* _What is needed_: Copy the lines below without any changes, beginning with the first line of the records and ending after the line that contains "439, 436, 455]".

[Extracted records]
---------------

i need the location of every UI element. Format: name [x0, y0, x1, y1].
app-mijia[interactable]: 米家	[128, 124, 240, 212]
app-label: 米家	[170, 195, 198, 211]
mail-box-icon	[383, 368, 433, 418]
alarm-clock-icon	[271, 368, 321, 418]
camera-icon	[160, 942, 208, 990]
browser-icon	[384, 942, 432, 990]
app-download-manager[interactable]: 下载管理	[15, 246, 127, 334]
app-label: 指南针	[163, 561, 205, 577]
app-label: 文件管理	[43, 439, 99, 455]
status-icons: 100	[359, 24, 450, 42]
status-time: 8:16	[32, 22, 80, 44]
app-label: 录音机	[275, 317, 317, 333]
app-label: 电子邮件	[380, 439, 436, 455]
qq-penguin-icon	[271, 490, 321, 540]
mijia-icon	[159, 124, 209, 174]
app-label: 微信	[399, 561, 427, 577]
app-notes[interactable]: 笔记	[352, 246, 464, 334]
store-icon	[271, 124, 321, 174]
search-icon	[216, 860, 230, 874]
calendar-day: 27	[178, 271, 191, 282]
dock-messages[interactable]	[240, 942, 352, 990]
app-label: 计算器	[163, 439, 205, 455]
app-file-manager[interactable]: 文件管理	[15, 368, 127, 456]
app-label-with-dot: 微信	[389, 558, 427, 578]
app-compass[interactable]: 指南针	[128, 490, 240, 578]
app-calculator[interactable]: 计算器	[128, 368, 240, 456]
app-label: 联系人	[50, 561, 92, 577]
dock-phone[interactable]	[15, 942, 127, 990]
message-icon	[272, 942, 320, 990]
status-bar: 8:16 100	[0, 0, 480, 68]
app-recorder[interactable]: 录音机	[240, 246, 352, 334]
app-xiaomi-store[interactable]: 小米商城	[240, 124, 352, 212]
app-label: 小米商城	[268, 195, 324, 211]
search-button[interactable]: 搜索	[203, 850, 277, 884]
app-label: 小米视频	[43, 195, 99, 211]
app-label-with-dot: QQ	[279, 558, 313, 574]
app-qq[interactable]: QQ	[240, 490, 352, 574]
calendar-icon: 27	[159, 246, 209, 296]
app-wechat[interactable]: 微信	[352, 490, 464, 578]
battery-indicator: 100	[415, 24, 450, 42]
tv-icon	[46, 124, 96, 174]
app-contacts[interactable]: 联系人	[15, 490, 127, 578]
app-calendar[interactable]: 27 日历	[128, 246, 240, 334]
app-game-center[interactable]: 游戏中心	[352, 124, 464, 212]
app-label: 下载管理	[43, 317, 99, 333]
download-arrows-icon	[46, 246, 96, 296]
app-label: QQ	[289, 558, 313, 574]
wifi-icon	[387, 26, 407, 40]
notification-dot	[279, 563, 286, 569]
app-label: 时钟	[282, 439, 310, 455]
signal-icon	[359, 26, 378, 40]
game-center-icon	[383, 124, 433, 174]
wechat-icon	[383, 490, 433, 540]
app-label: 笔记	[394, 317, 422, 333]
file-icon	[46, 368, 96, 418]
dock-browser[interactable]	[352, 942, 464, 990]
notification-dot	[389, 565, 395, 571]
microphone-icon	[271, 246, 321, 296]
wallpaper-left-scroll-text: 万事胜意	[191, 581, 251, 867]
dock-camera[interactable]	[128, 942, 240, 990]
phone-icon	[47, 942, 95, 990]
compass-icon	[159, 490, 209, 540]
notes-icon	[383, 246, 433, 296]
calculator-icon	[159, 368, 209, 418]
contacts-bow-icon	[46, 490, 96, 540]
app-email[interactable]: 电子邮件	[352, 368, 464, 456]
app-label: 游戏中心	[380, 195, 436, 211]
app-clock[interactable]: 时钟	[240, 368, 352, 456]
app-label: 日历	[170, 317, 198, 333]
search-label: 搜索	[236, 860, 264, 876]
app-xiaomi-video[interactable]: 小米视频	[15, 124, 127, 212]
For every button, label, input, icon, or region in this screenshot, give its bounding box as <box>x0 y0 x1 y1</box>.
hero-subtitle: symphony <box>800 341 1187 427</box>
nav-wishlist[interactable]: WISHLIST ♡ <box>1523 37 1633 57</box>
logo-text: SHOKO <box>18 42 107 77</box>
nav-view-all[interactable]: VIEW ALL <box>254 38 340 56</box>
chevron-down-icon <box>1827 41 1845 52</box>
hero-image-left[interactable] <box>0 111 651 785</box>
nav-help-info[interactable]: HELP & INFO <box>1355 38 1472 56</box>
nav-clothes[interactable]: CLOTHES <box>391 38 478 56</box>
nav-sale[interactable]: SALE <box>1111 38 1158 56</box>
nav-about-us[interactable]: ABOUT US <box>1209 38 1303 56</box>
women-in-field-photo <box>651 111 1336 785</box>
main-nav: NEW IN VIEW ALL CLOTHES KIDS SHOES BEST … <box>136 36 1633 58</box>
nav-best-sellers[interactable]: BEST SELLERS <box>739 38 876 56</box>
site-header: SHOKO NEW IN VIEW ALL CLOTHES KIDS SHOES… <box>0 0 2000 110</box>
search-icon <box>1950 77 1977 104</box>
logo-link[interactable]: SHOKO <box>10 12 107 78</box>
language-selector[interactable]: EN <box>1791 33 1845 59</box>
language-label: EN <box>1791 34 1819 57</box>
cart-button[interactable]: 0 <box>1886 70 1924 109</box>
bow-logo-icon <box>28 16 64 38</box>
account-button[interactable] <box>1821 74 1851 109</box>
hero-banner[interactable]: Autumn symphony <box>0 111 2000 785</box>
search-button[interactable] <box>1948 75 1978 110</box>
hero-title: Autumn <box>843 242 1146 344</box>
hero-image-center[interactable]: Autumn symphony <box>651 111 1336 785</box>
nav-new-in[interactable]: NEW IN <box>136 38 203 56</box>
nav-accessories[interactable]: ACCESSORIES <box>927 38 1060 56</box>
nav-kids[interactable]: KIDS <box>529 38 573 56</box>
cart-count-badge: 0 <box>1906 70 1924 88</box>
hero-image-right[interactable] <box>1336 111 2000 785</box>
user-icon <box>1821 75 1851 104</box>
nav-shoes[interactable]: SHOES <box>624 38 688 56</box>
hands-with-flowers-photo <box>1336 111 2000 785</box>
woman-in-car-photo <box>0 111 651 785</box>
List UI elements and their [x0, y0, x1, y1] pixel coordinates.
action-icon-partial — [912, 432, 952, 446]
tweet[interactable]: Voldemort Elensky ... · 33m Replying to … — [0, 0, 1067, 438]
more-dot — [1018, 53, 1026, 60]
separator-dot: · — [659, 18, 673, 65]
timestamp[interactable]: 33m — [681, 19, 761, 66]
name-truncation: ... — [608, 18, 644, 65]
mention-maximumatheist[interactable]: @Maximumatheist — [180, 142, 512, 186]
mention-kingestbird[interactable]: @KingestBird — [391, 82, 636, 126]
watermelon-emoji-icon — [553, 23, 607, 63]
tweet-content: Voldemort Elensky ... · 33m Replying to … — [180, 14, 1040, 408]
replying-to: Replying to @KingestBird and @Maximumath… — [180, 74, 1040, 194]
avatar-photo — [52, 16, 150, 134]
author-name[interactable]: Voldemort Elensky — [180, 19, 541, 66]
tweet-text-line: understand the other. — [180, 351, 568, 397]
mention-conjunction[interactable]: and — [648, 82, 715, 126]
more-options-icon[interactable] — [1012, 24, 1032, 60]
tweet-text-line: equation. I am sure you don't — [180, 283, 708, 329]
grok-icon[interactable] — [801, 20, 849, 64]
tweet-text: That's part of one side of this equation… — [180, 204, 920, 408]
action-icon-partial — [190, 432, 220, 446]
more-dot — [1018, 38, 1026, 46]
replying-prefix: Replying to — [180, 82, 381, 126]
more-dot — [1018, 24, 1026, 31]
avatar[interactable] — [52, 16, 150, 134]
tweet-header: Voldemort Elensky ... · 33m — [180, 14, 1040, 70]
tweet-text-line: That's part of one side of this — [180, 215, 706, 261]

---------------

* _Task solution_:
i need the location of every UI element. Format: name [x0, y0, x1, y1].
app-mijia[interactable]: 米家	[128, 124, 240, 212]
app-label: 米家	[170, 195, 198, 211]
mail-box-icon	[383, 368, 433, 418]
alarm-clock-icon	[271, 368, 321, 418]
camera-icon	[160, 942, 208, 990]
browser-icon	[384, 942, 432, 990]
app-download-manager[interactable]: 下载管理	[15, 246, 127, 334]
app-label: 指南针	[163, 561, 205, 577]
app-label: 文件管理	[43, 439, 99, 455]
status-icons: 100	[359, 24, 450, 42]
status-time: 8:16	[32, 22, 80, 44]
app-label: 录音机	[275, 317, 317, 333]
app-label: 电子邮件	[380, 439, 436, 455]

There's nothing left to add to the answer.